■ Set exercise ■
Reply with the count of lines holding "JSON", nothing more.

** BEGIN Source data **

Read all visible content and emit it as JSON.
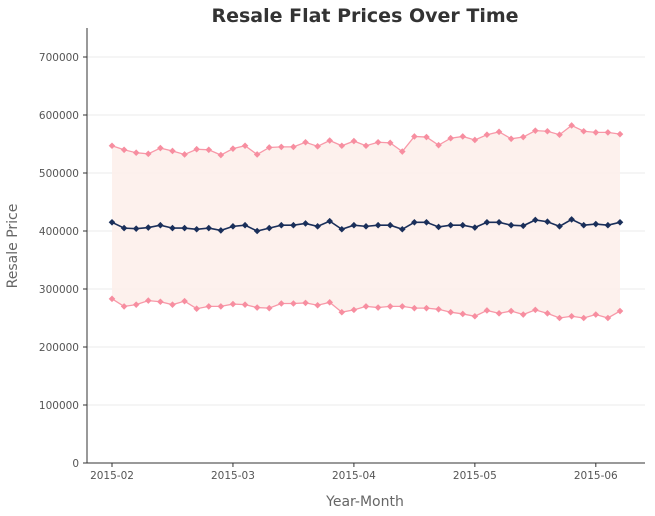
{
  "chart_data": {
    "type": "line",
    "title": "Resale Flat Prices Over Time",
    "xlabel": "Year-Month",
    "ylabel": "Resale Price",
    "ylim": [
      0,
      750000
    ],
    "yticks": [
      0,
      100000,
      200000,
      300000,
      400000,
      500000,
      600000,
      700000
    ],
    "xticks": [
      "2015-02",
      "2015-03",
      "2015-04",
      "2015-05",
      "2015-06"
    ],
    "grid": "horizontal",
    "colors": {
      "upper": "#f78ea0",
      "median": "#1a2f5a",
      "lower": "#f78ea0",
      "band": "#fdeeea"
    },
    "series": [
      {
        "key": "upper",
        "values": [
          547000,
          540000,
          535000,
          533000,
          543000,
          538000,
          532000,
          541000,
          540000,
          531000,
          542000,
          547000,
          532000,
          544000,
          545000,
          545000,
          553000,
          546000,
          556000,
          547000,
          555000,
          547000,
          553000,
          552000,
          537000,
          563000,
          562000,
          548000,
          560000,
          563000,
          557000,
          566000,
          571000,
          559000,
          562000,
          573000,
          572000,
          566000,
          582000,
          572000,
          570000,
          570000,
          567000
        ]
      },
      {
        "key": "median",
        "values": [
          415000,
          405000,
          404000,
          406000,
          410000,
          405000,
          405000,
          403000,
          405000,
          401000,
          408000,
          410000,
          400000,
          405000,
          410000,
          410000,
          413000,
          408000,
          417000,
          403000,
          410000,
          408000,
          410000,
          410000,
          403000,
          415000,
          415000,
          407000,
          410000,
          410000,
          406000,
          415000,
          415000,
          410000,
          409000,
          419000,
          416000,
          408000,
          420000,
          410000,
          412000,
          410000,
          415000
        ]
      },
      {
        "key": "lower",
        "values": [
          283000,
          270000,
          273000,
          280000,
          278000,
          273000,
          279000,
          266000,
          270000,
          270000,
          274000,
          273000,
          268000,
          267000,
          275000,
          275000,
          276000,
          272000,
          277000,
          260000,
          264000,
          270000,
          268000,
          270000,
          270000,
          267000,
          267000,
          265000,
          260000,
          257000,
          253000,
          263000,
          258000,
          262000,
          256000,
          264000,
          258000,
          250000,
          253000,
          250000,
          256000,
          250000,
          262000
        ]
      }
    ]
  }
}
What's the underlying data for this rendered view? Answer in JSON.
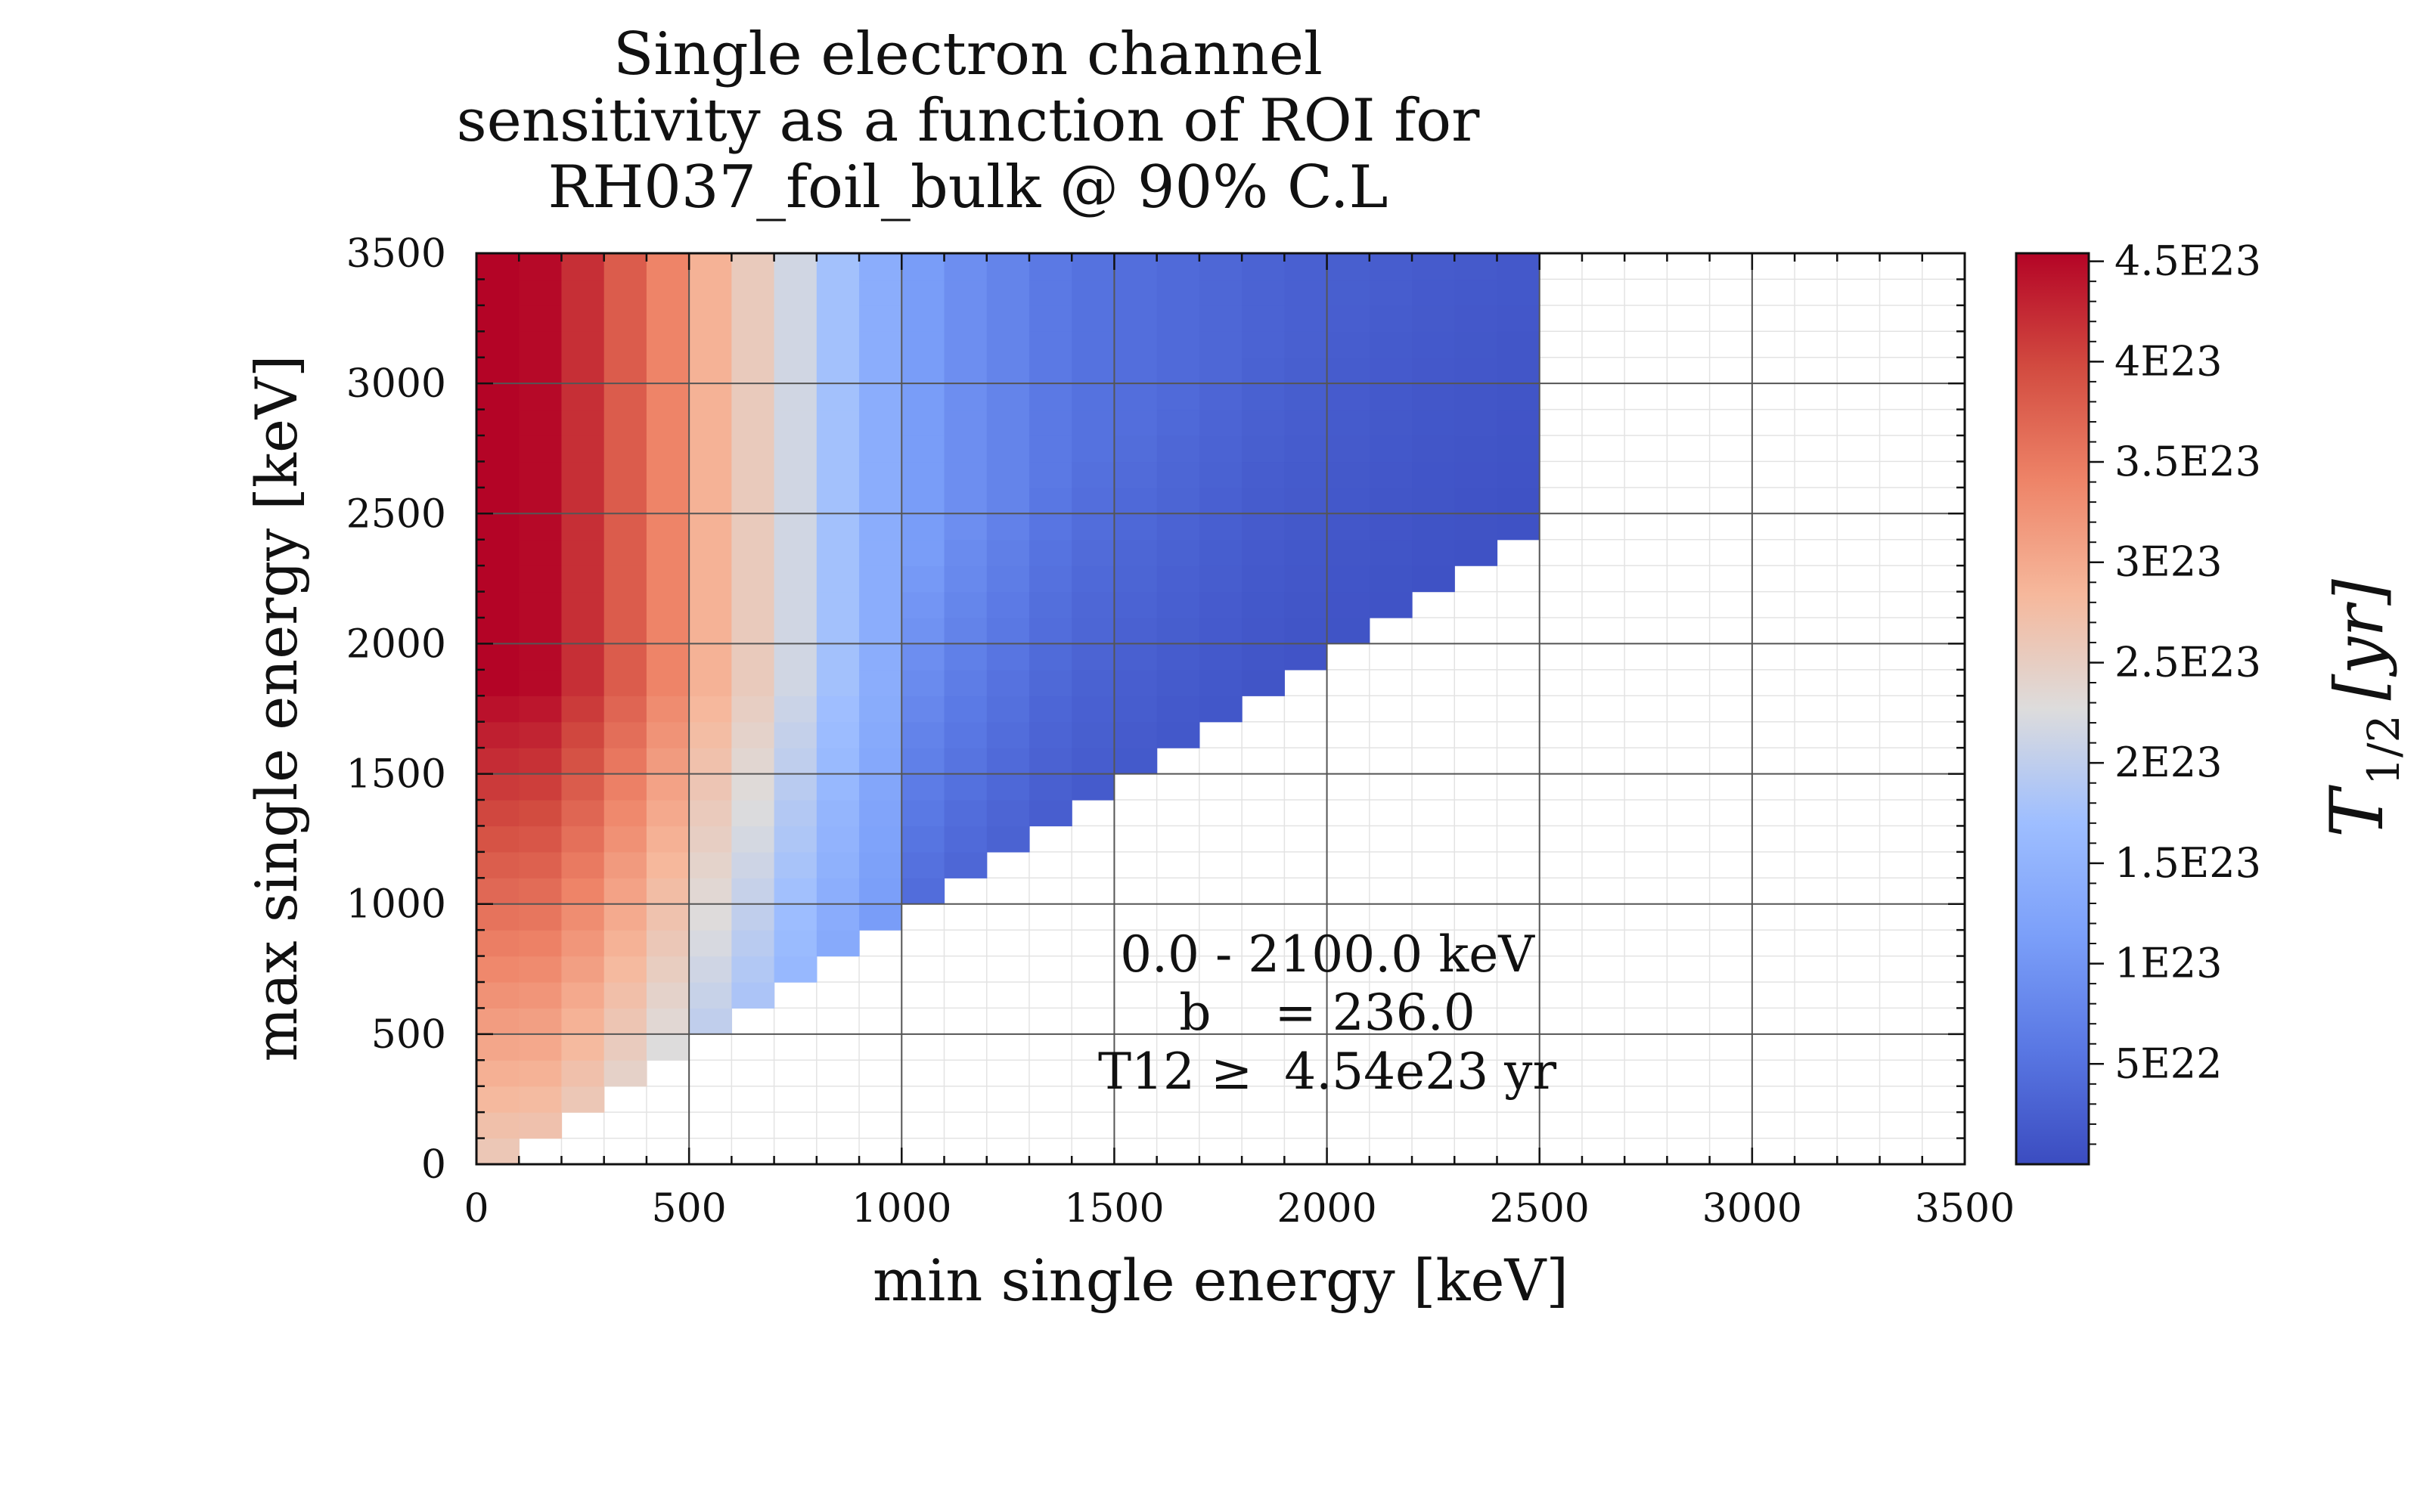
{
  "chart_data": {
    "type": "heatmap",
    "title_lines": [
      "Single electron channel",
      "sensitivity as a function of ROI for",
      "RH037_foil_bulk @ 90% C.L"
    ],
    "xlabel": "min single energy [keV]",
    "ylabel": "max single energy [keV]",
    "xlim": [
      0,
      3500
    ],
    "ylim": [
      0,
      3500
    ],
    "bin_width": 100,
    "x_ticks": [
      "0",
      "500",
      "1000",
      "1500",
      "2000",
      "2500",
      "3000",
      "3500"
    ],
    "y_ticks": [
      "0",
      "500",
      "1000",
      "1500",
      "2000",
      "2500",
      "3000",
      "3500"
    ],
    "grid": true,
    "colormap": "coolwarm",
    "colorbar": {
      "range": [
        0,
        4.54e+23
      ],
      "tick_values": [
        5e+22,
        1e+23,
        1.5e+23,
        2e+23,
        2.5e+23,
        3e+23,
        3.5e+23,
        4e+23,
        4.5e+23
      ],
      "tick_labels": [
        "5E22",
        "1E23",
        "1.5E23",
        "2E23",
        "2.5E23",
        "3E23",
        "3.5E23",
        "4E23",
        "4.5E23"
      ],
      "label_main": "T",
      "label_sub": "1/2",
      "label_unit": "[yr]"
    },
    "filled_region": {
      "x_max": 2500,
      "y_max": 3500,
      "description_rule": "cells with min energy below max energy and min energy below 2500 keV"
    },
    "column_values_at_top": [
      4.54e+23,
      4.5e+23,
      4.2e+23,
      3.8e+23,
      3.4e+23,
      2.9e+23,
      2.55e+23,
      2.15e+23,
      1.75e+23,
      1.4e+23,
      1.1e+23,
      9e+22,
      7.5e+22,
      6e+22,
      5e+22,
      4.5e+22,
      4e+22,
      3.5e+22,
      3e+22,
      2.7e+22,
      2.5e+22,
      2.3e+22,
      2.1e+22,
      2e+22,
      1.9e+22
    ],
    "annotations": [
      "0.0 - 2100.0 keV",
      "b    = 236.0",
      "T12 ≥  4.54e23 yr"
    ]
  }
}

** END Source data **

■ Task solution ■
2